#### PROBLEM
All records below must be retyped exactly.

#### RECORDS FOR THE EXERCISE
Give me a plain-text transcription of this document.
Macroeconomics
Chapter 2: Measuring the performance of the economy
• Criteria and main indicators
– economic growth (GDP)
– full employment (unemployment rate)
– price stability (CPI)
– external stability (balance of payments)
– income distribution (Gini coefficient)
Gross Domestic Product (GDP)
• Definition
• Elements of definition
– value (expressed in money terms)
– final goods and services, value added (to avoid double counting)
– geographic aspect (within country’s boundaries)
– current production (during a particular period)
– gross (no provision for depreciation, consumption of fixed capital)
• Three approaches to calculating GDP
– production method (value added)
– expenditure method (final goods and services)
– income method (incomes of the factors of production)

#### COMPLETE OUTPUT
Give me a plain-text transcription of this document.
Macroeconomics
Chapter 2: Measuring the performance of the economy
• Criteria and main indicators
– economic growth (GDP)
– full employment (unemployment rate)
– price stability (CPI)
– external stability (balance of payments)
– income distribution (Gini coefficient)
Gross Domestic Product (GDP)
• Definition
• Elements of definition
– value (expressed in money terms)
– final goods and services, value added (to avoid double counting)
– geographic aspect (within country’s boundaries)
– current production (during a particular period)
– gross (no provision for depreciation, consumption of fixed capital)
• Three approaches to calculating GDP
– production method (value added)
– expenditure method (final goods and services)
– income method (incomes of the factors of production)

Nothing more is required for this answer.